THE PROBLEM —
Identify the lines that contain the string "Cruzer" and copy all of them.

MATERIAL FOR THIS TASK —
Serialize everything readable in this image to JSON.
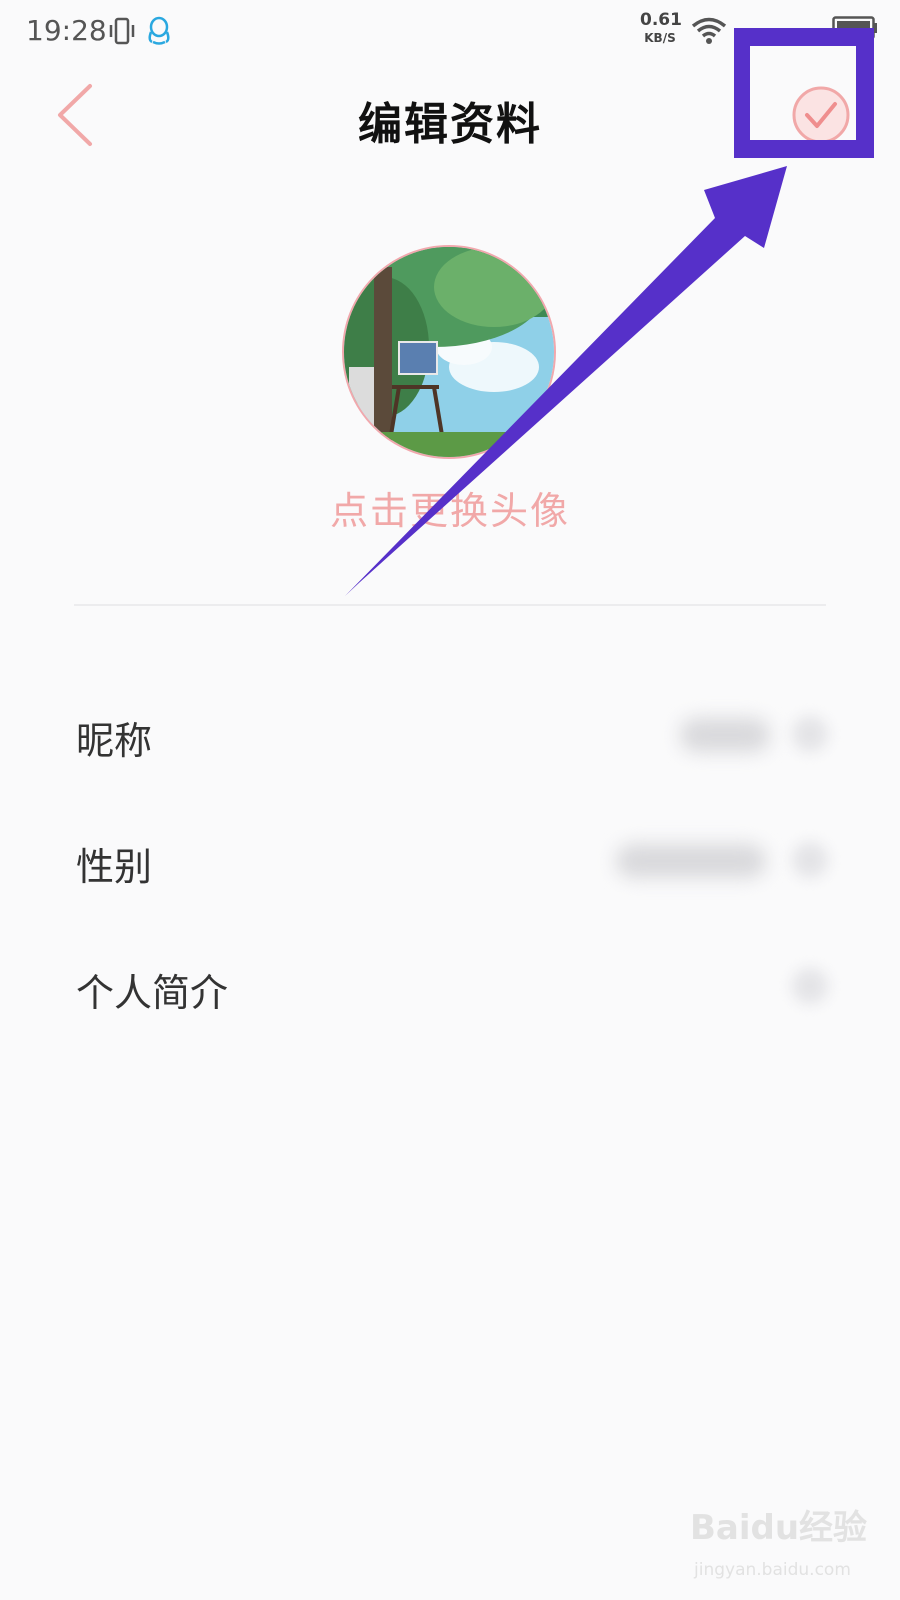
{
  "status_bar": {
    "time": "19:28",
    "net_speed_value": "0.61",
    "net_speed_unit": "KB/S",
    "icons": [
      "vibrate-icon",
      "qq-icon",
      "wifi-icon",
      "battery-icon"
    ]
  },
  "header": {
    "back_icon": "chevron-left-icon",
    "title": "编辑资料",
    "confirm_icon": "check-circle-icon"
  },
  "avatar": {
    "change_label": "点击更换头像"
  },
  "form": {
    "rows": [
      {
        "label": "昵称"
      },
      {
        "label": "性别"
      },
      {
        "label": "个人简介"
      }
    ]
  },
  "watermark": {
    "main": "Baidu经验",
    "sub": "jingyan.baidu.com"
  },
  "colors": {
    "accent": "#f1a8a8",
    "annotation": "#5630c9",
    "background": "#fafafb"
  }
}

...

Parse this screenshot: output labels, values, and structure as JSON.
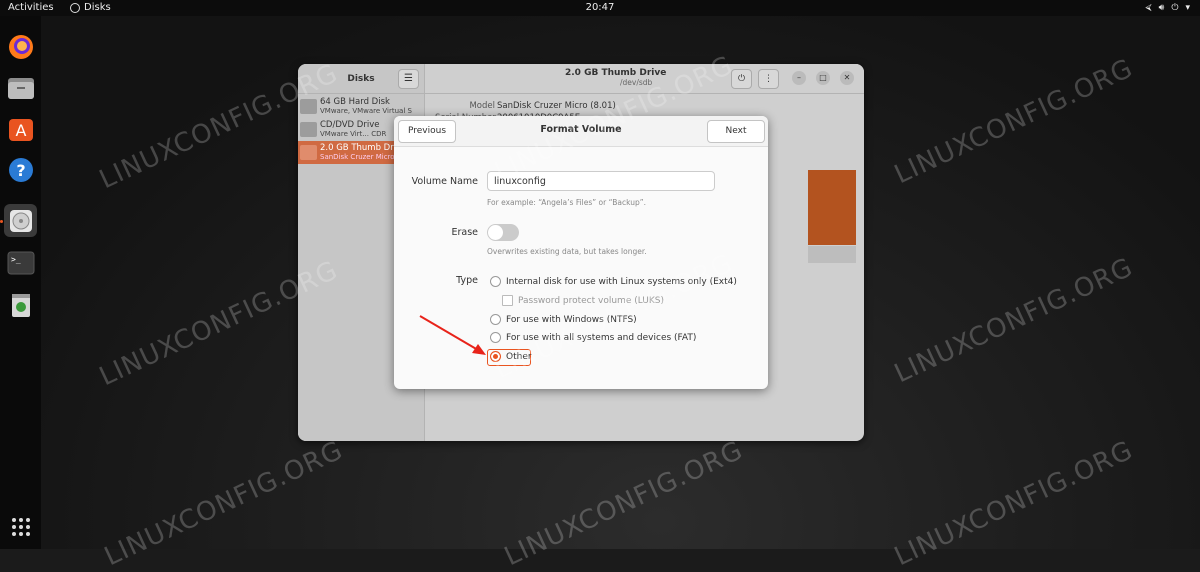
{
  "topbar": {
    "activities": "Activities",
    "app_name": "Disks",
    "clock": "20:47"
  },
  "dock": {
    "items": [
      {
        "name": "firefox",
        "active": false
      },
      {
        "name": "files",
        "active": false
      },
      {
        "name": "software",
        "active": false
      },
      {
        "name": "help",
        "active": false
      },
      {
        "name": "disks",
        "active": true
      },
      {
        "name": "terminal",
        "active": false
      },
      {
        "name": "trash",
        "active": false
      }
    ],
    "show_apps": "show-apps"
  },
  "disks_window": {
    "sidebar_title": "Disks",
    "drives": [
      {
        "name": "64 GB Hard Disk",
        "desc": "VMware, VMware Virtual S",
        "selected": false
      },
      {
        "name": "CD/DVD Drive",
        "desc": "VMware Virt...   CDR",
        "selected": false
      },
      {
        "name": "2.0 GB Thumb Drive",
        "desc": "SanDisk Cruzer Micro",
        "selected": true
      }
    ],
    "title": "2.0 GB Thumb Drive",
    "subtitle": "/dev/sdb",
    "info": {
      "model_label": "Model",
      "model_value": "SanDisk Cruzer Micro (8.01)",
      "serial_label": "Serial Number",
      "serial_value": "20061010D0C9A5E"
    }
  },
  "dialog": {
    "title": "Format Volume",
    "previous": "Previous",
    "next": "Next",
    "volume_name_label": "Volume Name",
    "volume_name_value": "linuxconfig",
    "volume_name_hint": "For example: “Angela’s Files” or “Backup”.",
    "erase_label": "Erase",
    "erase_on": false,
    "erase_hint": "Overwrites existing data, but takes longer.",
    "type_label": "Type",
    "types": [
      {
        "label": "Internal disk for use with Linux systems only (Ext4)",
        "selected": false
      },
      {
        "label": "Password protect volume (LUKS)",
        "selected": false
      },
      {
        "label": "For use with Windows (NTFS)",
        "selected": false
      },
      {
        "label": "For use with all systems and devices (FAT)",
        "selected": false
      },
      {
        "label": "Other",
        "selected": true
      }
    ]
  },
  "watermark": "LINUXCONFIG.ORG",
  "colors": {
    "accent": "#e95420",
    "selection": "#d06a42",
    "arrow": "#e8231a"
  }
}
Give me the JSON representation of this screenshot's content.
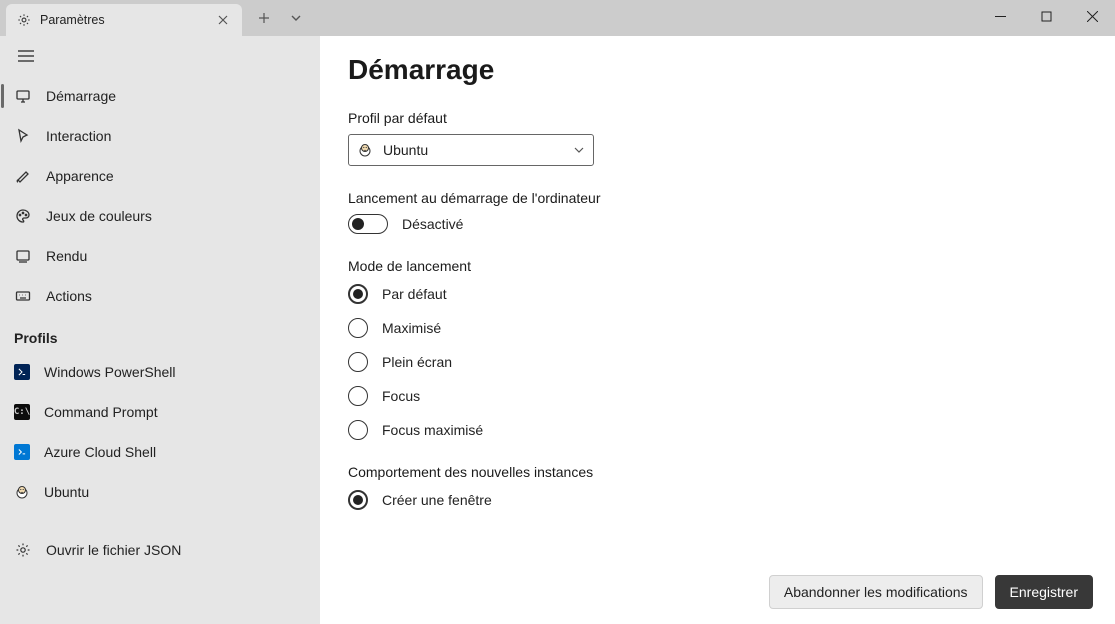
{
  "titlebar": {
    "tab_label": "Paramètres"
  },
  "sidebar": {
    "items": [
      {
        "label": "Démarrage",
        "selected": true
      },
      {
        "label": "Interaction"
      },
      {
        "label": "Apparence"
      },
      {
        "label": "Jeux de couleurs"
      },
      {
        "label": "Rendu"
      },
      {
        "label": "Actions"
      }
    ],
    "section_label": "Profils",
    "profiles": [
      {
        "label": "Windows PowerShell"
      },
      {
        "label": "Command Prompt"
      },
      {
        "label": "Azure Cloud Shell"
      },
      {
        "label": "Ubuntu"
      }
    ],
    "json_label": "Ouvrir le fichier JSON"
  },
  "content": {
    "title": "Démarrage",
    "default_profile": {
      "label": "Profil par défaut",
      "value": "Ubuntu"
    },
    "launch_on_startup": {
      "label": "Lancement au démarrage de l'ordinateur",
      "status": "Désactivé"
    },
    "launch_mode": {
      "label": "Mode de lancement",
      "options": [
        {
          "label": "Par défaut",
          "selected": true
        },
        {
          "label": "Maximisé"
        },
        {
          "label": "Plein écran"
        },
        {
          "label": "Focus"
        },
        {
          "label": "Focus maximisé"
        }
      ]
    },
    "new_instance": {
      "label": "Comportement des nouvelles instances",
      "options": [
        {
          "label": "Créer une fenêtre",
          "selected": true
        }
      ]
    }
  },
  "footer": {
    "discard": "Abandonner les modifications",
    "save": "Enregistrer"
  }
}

TASK SOLUTION —
        "desc": "SanDisk Cruzer Micro",
      "model_value": "SanDisk Cruzer Micro (8.01)",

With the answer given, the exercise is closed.